=== Work to do ===
Go through the entries below and collect each line with the string "Villages" in it.

=== Data provided ===
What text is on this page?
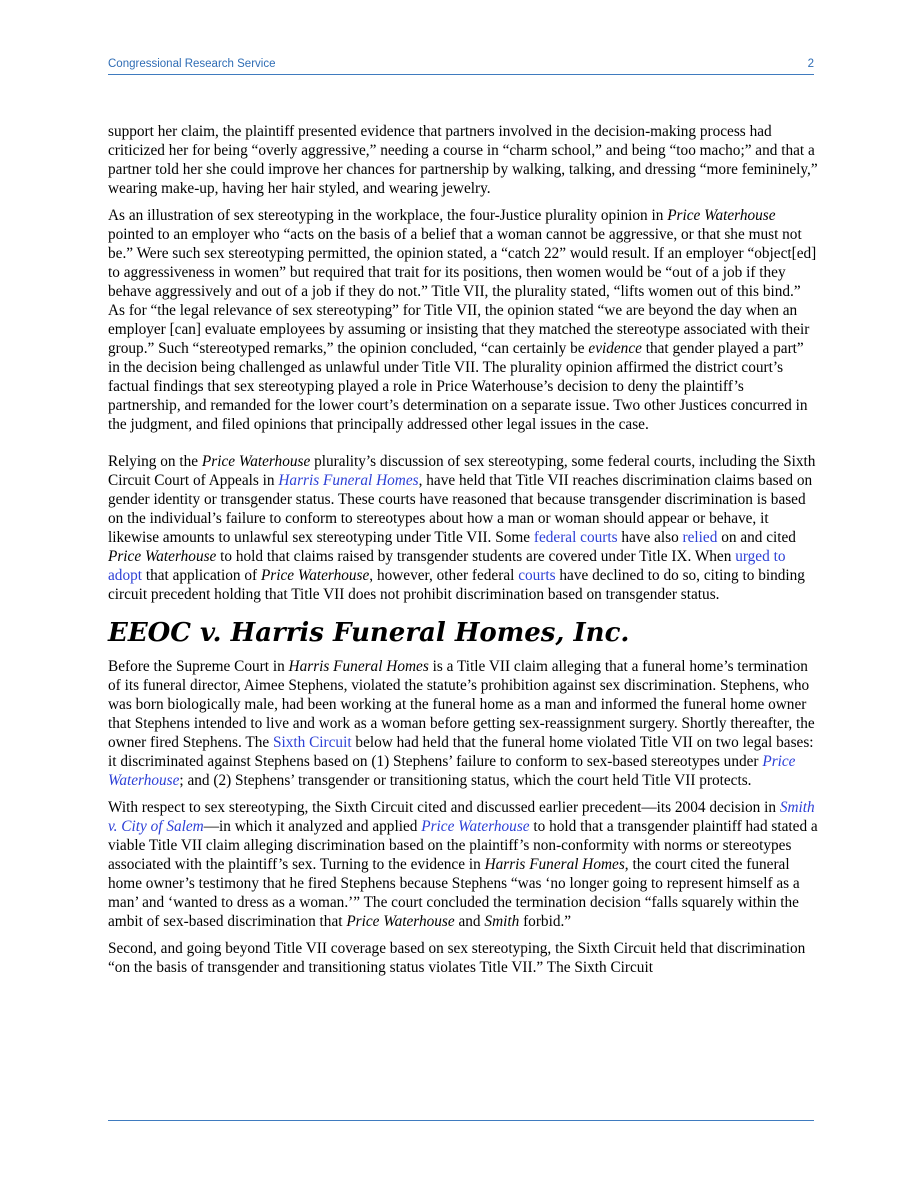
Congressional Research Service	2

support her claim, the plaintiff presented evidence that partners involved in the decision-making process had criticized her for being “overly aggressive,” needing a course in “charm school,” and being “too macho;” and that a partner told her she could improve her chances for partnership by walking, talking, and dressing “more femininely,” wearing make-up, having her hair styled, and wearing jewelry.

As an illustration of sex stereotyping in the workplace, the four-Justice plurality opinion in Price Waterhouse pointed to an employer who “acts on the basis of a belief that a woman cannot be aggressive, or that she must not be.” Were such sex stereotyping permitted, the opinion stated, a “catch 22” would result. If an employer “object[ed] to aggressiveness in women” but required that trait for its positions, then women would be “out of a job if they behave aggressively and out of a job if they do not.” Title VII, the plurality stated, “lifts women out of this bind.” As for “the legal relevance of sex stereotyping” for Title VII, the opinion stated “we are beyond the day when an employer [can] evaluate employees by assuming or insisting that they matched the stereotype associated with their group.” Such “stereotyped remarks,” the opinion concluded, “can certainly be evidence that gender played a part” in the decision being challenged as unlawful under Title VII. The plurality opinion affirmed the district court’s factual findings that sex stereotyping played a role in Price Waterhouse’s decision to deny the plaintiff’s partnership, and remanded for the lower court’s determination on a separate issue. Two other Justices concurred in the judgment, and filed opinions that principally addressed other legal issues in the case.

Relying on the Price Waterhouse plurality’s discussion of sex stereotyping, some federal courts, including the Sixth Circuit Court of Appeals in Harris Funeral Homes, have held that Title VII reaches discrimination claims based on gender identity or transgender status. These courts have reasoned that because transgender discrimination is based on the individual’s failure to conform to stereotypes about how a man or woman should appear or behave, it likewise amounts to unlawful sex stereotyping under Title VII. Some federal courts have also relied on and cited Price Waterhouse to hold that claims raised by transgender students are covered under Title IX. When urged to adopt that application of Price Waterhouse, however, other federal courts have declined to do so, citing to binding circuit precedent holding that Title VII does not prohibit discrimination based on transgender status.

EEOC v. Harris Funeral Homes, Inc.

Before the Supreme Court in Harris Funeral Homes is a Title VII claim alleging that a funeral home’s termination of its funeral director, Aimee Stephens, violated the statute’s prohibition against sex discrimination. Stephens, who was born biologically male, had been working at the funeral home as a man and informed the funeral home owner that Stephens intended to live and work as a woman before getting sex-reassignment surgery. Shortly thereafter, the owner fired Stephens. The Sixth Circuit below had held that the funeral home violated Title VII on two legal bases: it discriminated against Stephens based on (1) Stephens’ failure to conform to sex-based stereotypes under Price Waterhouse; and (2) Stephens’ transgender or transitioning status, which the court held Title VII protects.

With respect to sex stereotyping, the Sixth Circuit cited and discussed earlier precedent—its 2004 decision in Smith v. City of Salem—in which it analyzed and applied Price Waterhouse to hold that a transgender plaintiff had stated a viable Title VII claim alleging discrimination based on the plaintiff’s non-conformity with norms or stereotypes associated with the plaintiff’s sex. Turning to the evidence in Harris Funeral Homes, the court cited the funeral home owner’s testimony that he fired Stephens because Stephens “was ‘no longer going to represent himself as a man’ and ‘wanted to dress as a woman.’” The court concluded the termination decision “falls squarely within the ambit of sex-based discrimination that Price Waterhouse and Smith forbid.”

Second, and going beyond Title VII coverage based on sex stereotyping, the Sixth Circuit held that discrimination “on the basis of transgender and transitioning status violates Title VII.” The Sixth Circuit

==

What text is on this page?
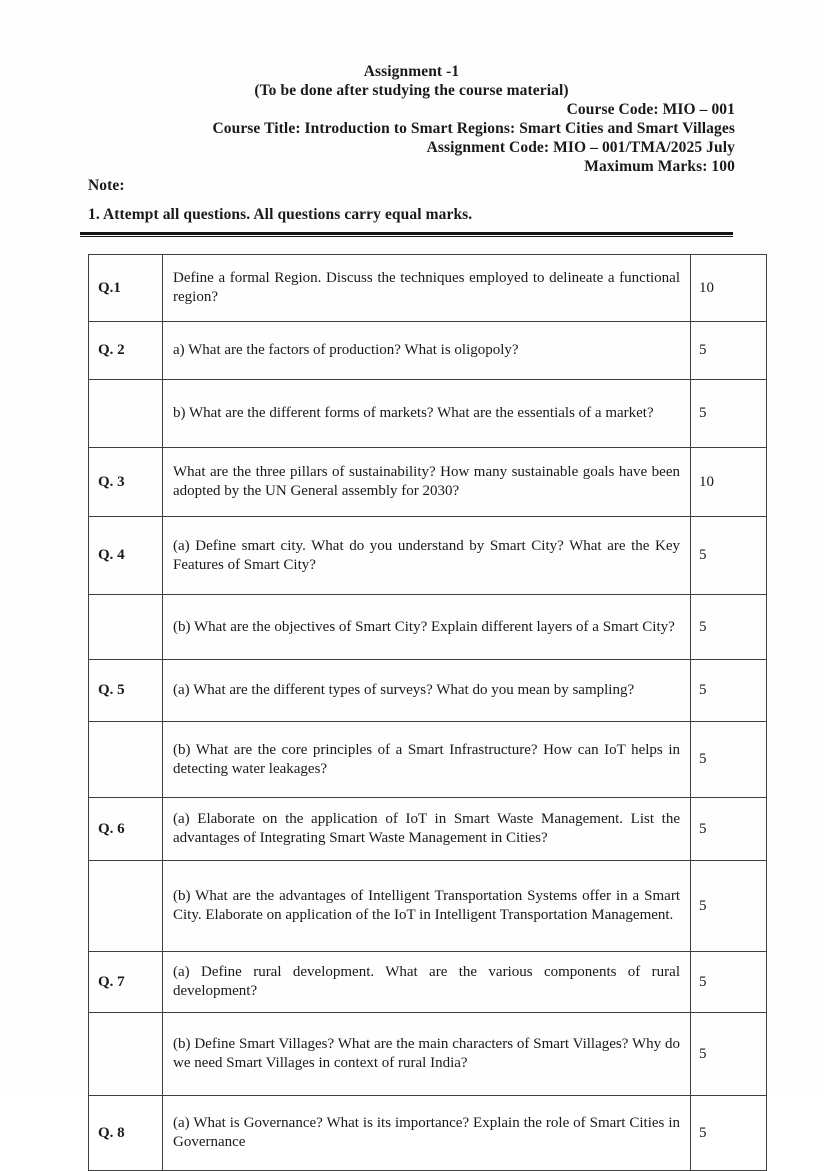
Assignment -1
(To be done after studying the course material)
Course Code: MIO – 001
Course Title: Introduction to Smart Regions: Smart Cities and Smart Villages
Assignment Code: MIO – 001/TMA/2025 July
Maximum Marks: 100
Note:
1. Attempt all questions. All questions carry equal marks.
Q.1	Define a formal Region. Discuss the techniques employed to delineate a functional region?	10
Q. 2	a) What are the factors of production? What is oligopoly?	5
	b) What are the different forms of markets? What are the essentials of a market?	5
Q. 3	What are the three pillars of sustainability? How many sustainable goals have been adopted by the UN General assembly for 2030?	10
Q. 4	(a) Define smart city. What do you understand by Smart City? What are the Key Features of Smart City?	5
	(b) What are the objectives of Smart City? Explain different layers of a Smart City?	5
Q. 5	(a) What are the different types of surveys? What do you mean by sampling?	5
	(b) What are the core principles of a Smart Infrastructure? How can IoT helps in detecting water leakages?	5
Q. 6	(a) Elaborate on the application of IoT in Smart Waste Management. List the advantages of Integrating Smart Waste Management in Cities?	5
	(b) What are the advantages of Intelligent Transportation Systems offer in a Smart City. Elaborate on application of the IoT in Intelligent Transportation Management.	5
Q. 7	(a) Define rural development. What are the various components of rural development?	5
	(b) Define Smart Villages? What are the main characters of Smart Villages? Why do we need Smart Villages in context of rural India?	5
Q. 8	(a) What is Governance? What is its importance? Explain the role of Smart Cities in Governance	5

--

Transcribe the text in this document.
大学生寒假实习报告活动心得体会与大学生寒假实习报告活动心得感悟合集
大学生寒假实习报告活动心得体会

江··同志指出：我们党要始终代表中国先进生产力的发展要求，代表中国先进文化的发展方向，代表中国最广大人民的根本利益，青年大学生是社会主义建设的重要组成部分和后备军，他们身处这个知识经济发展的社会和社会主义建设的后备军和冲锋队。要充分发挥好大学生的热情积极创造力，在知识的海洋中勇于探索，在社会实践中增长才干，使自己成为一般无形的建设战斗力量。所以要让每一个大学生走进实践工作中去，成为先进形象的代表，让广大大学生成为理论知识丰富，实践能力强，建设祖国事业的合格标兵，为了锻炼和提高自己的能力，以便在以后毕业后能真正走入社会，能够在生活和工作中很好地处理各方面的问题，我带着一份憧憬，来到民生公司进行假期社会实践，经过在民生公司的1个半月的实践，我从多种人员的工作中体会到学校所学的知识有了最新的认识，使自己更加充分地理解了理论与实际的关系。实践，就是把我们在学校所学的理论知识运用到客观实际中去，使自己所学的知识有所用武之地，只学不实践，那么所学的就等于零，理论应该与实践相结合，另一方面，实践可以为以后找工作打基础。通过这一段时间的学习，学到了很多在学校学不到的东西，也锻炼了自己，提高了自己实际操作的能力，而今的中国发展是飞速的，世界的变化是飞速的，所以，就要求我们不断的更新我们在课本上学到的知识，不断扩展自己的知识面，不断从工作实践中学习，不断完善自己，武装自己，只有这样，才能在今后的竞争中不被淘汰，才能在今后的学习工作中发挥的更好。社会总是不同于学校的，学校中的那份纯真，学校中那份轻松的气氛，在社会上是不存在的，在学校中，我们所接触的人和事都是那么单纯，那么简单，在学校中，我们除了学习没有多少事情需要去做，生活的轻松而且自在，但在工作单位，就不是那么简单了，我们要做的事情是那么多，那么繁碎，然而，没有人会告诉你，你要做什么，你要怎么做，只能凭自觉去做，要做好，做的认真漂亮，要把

=== Task result ===
Course Title: Introduction to Smart Regions: Smart Cities and Smart Villages
	(b) Define Smart Villages? What are the main characters of Smart Villages? Why do we need Smart Villages in context of rural India?	5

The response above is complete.